REQUIREMENT
Extract all of the entries and give them again, word for word.
= = = =
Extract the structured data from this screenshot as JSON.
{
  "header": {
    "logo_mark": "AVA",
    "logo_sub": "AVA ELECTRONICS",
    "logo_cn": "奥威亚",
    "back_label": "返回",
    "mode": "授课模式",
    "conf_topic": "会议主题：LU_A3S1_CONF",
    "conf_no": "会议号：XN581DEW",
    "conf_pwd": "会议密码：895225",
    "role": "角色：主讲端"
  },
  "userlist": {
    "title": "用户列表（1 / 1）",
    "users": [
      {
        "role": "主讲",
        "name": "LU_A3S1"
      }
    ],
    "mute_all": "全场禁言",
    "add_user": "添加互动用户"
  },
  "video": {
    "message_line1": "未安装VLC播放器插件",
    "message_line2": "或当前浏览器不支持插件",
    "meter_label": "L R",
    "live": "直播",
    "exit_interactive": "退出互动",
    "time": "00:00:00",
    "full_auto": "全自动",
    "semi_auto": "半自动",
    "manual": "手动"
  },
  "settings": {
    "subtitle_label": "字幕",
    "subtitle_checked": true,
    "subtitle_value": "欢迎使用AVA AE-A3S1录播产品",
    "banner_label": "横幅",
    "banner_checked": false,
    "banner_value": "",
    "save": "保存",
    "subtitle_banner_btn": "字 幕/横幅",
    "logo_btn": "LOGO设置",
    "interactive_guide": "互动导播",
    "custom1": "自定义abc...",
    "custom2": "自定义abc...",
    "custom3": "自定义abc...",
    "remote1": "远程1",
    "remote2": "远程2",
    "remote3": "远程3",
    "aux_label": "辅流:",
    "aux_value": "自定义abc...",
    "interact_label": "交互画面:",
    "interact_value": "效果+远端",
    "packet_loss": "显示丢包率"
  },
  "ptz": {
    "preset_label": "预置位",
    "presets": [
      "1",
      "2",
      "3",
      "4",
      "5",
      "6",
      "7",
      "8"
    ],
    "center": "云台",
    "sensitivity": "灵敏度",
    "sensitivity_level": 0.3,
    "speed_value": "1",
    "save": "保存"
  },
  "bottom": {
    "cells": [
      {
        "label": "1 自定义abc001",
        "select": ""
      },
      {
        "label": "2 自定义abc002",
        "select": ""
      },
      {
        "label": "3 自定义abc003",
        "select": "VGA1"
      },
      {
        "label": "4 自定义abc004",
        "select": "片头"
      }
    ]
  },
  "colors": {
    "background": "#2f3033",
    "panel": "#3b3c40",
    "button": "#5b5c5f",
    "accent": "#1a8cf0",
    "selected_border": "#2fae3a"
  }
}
= = = =
SOLUTION FOR THIS PROBLEM
Extract the structured data from this screenshot as JSON.
{
  "header": {
    "logo_mark": "AVA",
    "logo_sub": "AVA ELECTRONICS",
    "logo_cn": "奥威亚",
    "back_label": "返回",
    "mode": "授课模式",
    "conf_topic": "会议主题：LU_A3S1_CONF",
    "conf_no": "会议号：XN581DEW",
    "conf_pwd": "会议密码：895225",
    "role": "角色：主讲端"
  },
  "userlist": {
    "title": "用户列表（1 / 1）",
    "users": [
      {
        "role": "主讲",
        "name": "LU_A3S1"
      }
    ],
    "mute_all": "全场禁言",
    "add_user": "添加互动用户"
  },
  "video": {
    "message_line1": "未安装VLC播放器插件",
    "message_line2": "或当前浏览器不支持插件",
    "meter_label": "L R",
    "live": "直播",
    "exit_interactive": "退出互动",
    "time": "00:00:00",
    "full_auto": "全自动",
    "semi_auto": "半自动",
    "manual": "手动"
  },
  "settings": {
    "subtitle_label": "字幕",
    "subtitle_checked": true,
    "subtitle_value": "欢迎使用AVA AE-A3S1录播产品",
    "banner_label": "横幅",
    "banner_checked": false,
    "banner_value": "",
    "save": "保存",
    "subtitle_banner_btn": "字 幕/横幅",
    "logo_btn": "LOGO设置",
    "interactive_guide": "互动导播",
    "custom1": "自定义abc...",
    "custom2": "自定义abc...",
    "custom3": "自定义abc...",
    "remote1": "远程1",
    "remote2": "远程2",
    "remote3": "远程3",
    "aux_label": "辅流:",
    "aux_value": "自定义abc...",
    "interact_label": "交互画面:",
    "interact_value": "效果+远端",
    "packet_loss": "显示丢包率"
  },
  "ptz": {
    "preset_label": "预置位",
    "presets": [
      "1",
      "2",
      "3",
      "4",
      "5",
      "6",
      "7",
      "8"
    ],
    "center": "云台",
    "sensitivity": "灵敏度",
    "sensitivity_level": 0.3,
    "speed_value": "1",
    "save": "保存"
  },
  "bottom": {
    "cells": [
      {
        "label": "1 自定义abc001",
        "select": ""
      },
      {
        "label": "2 自定义abc002",
        "select": ""
      },
      {
        "label": "3 自定义abc003",
        "select": "VGA1"
      },
      {
        "label": "4 自定义abc004",
        "select": "片头"
      }
    ]
  },
  "colors": {
    "background": "#2f3033",
    "panel": "#3b3c40",
    "button": "#5b5c5f",
    "accent": "#1a8cf0",
    "selected_border": "#2fae3a"
  }
}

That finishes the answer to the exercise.